═══ RECORDS PROVIDED ═══
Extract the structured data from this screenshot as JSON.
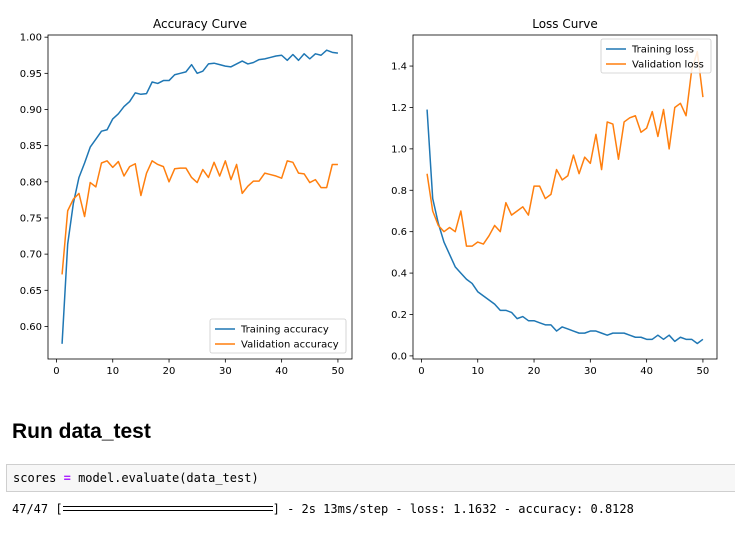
{
  "chart_data": [
    {
      "type": "line",
      "title": "Accuracy Curve",
      "xlabel": "",
      "ylabel": "",
      "xlim": [
        -1.5,
        52.5
      ],
      "ylim": [
        0.555,
        1.003
      ],
      "x_ticks": [
        0,
        10,
        20,
        30,
        40,
        50
      ],
      "y_ticks": [
        0.6,
        0.65,
        0.7,
        0.75,
        0.8,
        0.85,
        0.9,
        0.95,
        1.0
      ],
      "x_tick_labels": [
        "0",
        "10",
        "20",
        "30",
        "40",
        "50"
      ],
      "y_tick_labels": [
        "0.60",
        "0.65",
        "0.70",
        "0.75",
        "0.80",
        "0.85",
        "0.90",
        "0.95",
        "1.00"
      ],
      "grid": false,
      "legend_position": "lower-right",
      "x": [
        1,
        2,
        3,
        4,
        5,
        6,
        7,
        8,
        9,
        10,
        11,
        12,
        13,
        14,
        15,
        16,
        17,
        18,
        19,
        20,
        21,
        22,
        23,
        24,
        25,
        26,
        27,
        28,
        29,
        30,
        31,
        32,
        33,
        34,
        35,
        36,
        37,
        38,
        39,
        40,
        41,
        42,
        43,
        44,
        45,
        46,
        47,
        48,
        49,
        50
      ],
      "series": [
        {
          "name": "Training accuracy",
          "color": "#1f77b4",
          "values": [
            0.576,
            0.714,
            0.77,
            0.806,
            0.826,
            0.848,
            0.859,
            0.87,
            0.872,
            0.887,
            0.894,
            0.904,
            0.911,
            0.923,
            0.921,
            0.922,
            0.938,
            0.936,
            0.94,
            0.94,
            0.948,
            0.95,
            0.952,
            0.962,
            0.95,
            0.953,
            0.963,
            0.964,
            0.962,
            0.96,
            0.959,
            0.963,
            0.967,
            0.963,
            0.965,
            0.969,
            0.97,
            0.972,
            0.974,
            0.975,
            0.968,
            0.976,
            0.968,
            0.977,
            0.97,
            0.977,
            0.975,
            0.982,
            0.979,
            0.978
          ]
        },
        {
          "name": "Validation accuracy",
          "color": "#ff7f0e",
          "values": [
            0.672,
            0.76,
            0.776,
            0.784,
            0.752,
            0.799,
            0.793,
            0.826,
            0.829,
            0.82,
            0.828,
            0.808,
            0.821,
            0.825,
            0.781,
            0.812,
            0.829,
            0.824,
            0.821,
            0.8,
            0.818,
            0.819,
            0.819,
            0.806,
            0.799,
            0.817,
            0.806,
            0.827,
            0.808,
            0.829,
            0.803,
            0.824,
            0.784,
            0.794,
            0.801,
            0.801,
            0.812,
            0.81,
            0.808,
            0.805,
            0.829,
            0.827,
            0.812,
            0.811,
            0.799,
            0.803,
            0.792,
            0.792,
            0.824,
            0.824
          ]
        }
      ]
    },
    {
      "type": "line",
      "title": "Loss Curve",
      "xlabel": "",
      "ylabel": "",
      "xlim": [
        -1.5,
        52.5
      ],
      "ylim": [
        -0.015,
        1.55
      ],
      "x_ticks": [
        0,
        10,
        20,
        30,
        40,
        50
      ],
      "y_ticks": [
        0.0,
        0.2,
        0.4,
        0.6,
        0.8,
        1.0,
        1.2,
        1.4
      ],
      "x_tick_labels": [
        "0",
        "10",
        "20",
        "30",
        "40",
        "50"
      ],
      "y_tick_labels": [
        "0.0",
        "0.2",
        "0.4",
        "0.6",
        "0.8",
        "1.0",
        "1.2",
        "1.4"
      ],
      "grid": false,
      "legend_position": "upper-right",
      "x": [
        1,
        2,
        3,
        4,
        5,
        6,
        7,
        8,
        9,
        10,
        11,
        12,
        13,
        14,
        15,
        16,
        17,
        18,
        19,
        20,
        21,
        22,
        23,
        24,
        25,
        26,
        27,
        28,
        29,
        30,
        31,
        32,
        33,
        34,
        35,
        36,
        37,
        38,
        39,
        40,
        41,
        42,
        43,
        44,
        45,
        46,
        47,
        48,
        49,
        50
      ],
      "series": [
        {
          "name": "Training loss",
          "color": "#1f77b4",
          "values": [
            1.19,
            0.76,
            0.64,
            0.55,
            0.49,
            0.43,
            0.4,
            0.37,
            0.35,
            0.31,
            0.29,
            0.27,
            0.25,
            0.22,
            0.22,
            0.21,
            0.18,
            0.19,
            0.17,
            0.17,
            0.16,
            0.15,
            0.15,
            0.12,
            0.14,
            0.13,
            0.12,
            0.11,
            0.11,
            0.12,
            0.12,
            0.11,
            0.1,
            0.11,
            0.11,
            0.11,
            0.1,
            0.09,
            0.09,
            0.08,
            0.08,
            0.1,
            0.08,
            0.1,
            0.07,
            0.09,
            0.08,
            0.08,
            0.06,
            0.08
          ]
        },
        {
          "name": "Validation loss",
          "color": "#ff7f0e",
          "values": [
            0.88,
            0.7,
            0.63,
            0.6,
            0.62,
            0.6,
            0.7,
            0.53,
            0.53,
            0.55,
            0.54,
            0.58,
            0.63,
            0.6,
            0.74,
            0.68,
            0.7,
            0.72,
            0.68,
            0.82,
            0.82,
            0.76,
            0.78,
            0.9,
            0.85,
            0.87,
            0.97,
            0.88,
            0.96,
            0.93,
            1.07,
            0.9,
            1.13,
            1.12,
            0.95,
            1.13,
            1.15,
            1.16,
            1.08,
            1.1,
            1.18,
            1.06,
            1.19,
            1.0,
            1.2,
            1.22,
            1.16,
            1.38,
            1.47,
            1.25
          ]
        }
      ]
    }
  ],
  "page": {
    "heading": "Run data_test",
    "code": {
      "var": "scores",
      "op": "=",
      "call": "model.evaluate(data_test)"
    },
    "output": {
      "steps": "47/47",
      "bar_open": "[",
      "bar_close": "]",
      "progress": 1.0,
      "summary": "- 2s 13ms/step - loss: 1.1632 - accuracy: 0.8128"
    }
  }
}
═══
SHORT PROBLEM => Except for the pictures, copy every line of the records above exactly.

ANSWER FOR THIS EXERCISE =>
Extract the structured data from this screenshot as JSON.
{
  "chart_data": [
    {
      "type": "line",
      "title": "Accuracy Curve",
      "xlabel": "",
      "ylabel": "",
      "xlim": [
        -1.5,
        52.5
      ],
      "ylim": [
        0.555,
        1.003
      ],
      "x_ticks": [
        0,
        10,
        20,
        30,
        40,
        50
      ],
      "y_ticks": [
        0.6,
        0.65,
        0.7,
        0.75,
        0.8,
        0.85,
        0.9,
        0.95,
        1.0
      ],
      "x_tick_labels": [
        "0",
        "10",
        "20",
        "30",
        "40",
        "50"
      ],
      "y_tick_labels": [
        "0.60",
        "0.65",
        "0.70",
        "0.75",
        "0.80",
        "0.85",
        "0.90",
        "0.95",
        "1.00"
      ],
      "grid": false,
      "legend_position": "lower-right",
      "x": [
        1,
        2,
        3,
        4,
        5,
        6,
        7,
        8,
        9,
        10,
        11,
        12,
        13,
        14,
        15,
        16,
        17,
        18,
        19,
        20,
        21,
        22,
        23,
        24,
        25,
        26,
        27,
        28,
        29,
        30,
        31,
        32,
        33,
        34,
        35,
        36,
        37,
        38,
        39,
        40,
        41,
        42,
        43,
        44,
        45,
        46,
        47,
        48,
        49,
        50
      ],
      "series": [
        {
          "name": "Training accuracy",
          "color": "#1f77b4",
          "values": [
            0.576,
            0.714,
            0.77,
            0.806,
            0.826,
            0.848,
            0.859,
            0.87,
            0.872,
            0.887,
            0.894,
            0.904,
            0.911,
            0.923,
            0.921,
            0.922,
            0.938,
            0.936,
            0.94,
            0.94,
            0.948,
            0.95,
            0.952,
            0.962,
            0.95,
            0.953,
            0.963,
            0.964,
            0.962,
            0.96,
            0.959,
            0.963,
            0.967,
            0.963,
            0.965,
            0.969,
            0.97,
            0.972,
            0.974,
            0.975,
            0.968,
            0.976,
            0.968,
            0.977,
            0.97,
            0.977,
            0.975,
            0.982,
            0.979,
            0.978
          ]
        },
        {
          "name": "Validation accuracy",
          "color": "#ff7f0e",
          "values": [
            0.672,
            0.76,
            0.776,
            0.784,
            0.752,
            0.799,
            0.793,
            0.826,
            0.829,
            0.82,
            0.828,
            0.808,
            0.821,
            0.825,
            0.781,
            0.812,
            0.829,
            0.824,
            0.821,
            0.8,
            0.818,
            0.819,
            0.819,
            0.806,
            0.799,
            0.817,
            0.806,
            0.827,
            0.808,
            0.829,
            0.803,
            0.824,
            0.784,
            0.794,
            0.801,
            0.801,
            0.812,
            0.81,
            0.808,
            0.805,
            0.829,
            0.827,
            0.812,
            0.811,
            0.799,
            0.803,
            0.792,
            0.792,
            0.824,
            0.824
          ]
        }
      ]
    },
    {
      "type": "line",
      "title": "Loss Curve",
      "xlabel": "",
      "ylabel": "",
      "xlim": [
        -1.5,
        52.5
      ],
      "ylim": [
        -0.015,
        1.55
      ],
      "x_ticks": [
        0,
        10,
        20,
        30,
        40,
        50
      ],
      "y_ticks": [
        0.0,
        0.2,
        0.4,
        0.6,
        0.8,
        1.0,
        1.2,
        1.4
      ],
      "x_tick_labels": [
        "0",
        "10",
        "20",
        "30",
        "40",
        "50"
      ],
      "y_tick_labels": [
        "0.0",
        "0.2",
        "0.4",
        "0.6",
        "0.8",
        "1.0",
        "1.2",
        "1.4"
      ],
      "grid": false,
      "legend_position": "upper-right",
      "x": [
        1,
        2,
        3,
        4,
        5,
        6,
        7,
        8,
        9,
        10,
        11,
        12,
        13,
        14,
        15,
        16,
        17,
        18,
        19,
        20,
        21,
        22,
        23,
        24,
        25,
        26,
        27,
        28,
        29,
        30,
        31,
        32,
        33,
        34,
        35,
        36,
        37,
        38,
        39,
        40,
        41,
        42,
        43,
        44,
        45,
        46,
        47,
        48,
        49,
        50
      ],
      "series": [
        {
          "name": "Training loss",
          "color": "#1f77b4",
          "values": [
            1.19,
            0.76,
            0.64,
            0.55,
            0.49,
            0.43,
            0.4,
            0.37,
            0.35,
            0.31,
            0.29,
            0.27,
            0.25,
            0.22,
            0.22,
            0.21,
            0.18,
            0.19,
            0.17,
            0.17,
            0.16,
            0.15,
            0.15,
            0.12,
            0.14,
            0.13,
            0.12,
            0.11,
            0.11,
            0.12,
            0.12,
            0.11,
            0.1,
            0.11,
            0.11,
            0.11,
            0.1,
            0.09,
            0.09,
            0.08,
            0.08,
            0.1,
            0.08,
            0.1,
            0.07,
            0.09,
            0.08,
            0.08,
            0.06,
            0.08
          ]
        },
        {
          "name": "Validation loss",
          "color": "#ff7f0e",
          "values": [
            0.88,
            0.7,
            0.63,
            0.6,
            0.62,
            0.6,
            0.7,
            0.53,
            0.53,
            0.55,
            0.54,
            0.58,
            0.63,
            0.6,
            0.74,
            0.68,
            0.7,
            0.72,
            0.68,
            0.82,
            0.82,
            0.76,
            0.78,
            0.9,
            0.85,
            0.87,
            0.97,
            0.88,
            0.96,
            0.93,
            1.07,
            0.9,
            1.13,
            1.12,
            0.95,
            1.13,
            1.15,
            1.16,
            1.08,
            1.1,
            1.18,
            1.06,
            1.19,
            1.0,
            1.2,
            1.22,
            1.16,
            1.38,
            1.47,
            1.25
          ]
        }
      ]
    }
  ],
  "page": {
    "heading": "Run data_test",
    "code": {
      "var": "scores",
      "op": "=",
      "call": "model.evaluate(data_test)"
    },
    "output": {
      "steps": "47/47",
      "bar_open": "[",
      "bar_close": "]",
      "progress": 1.0,
      "summary": "- 2s 13ms/step - loss: 1.1632 - accuracy: 0.8128"
    }
  }
}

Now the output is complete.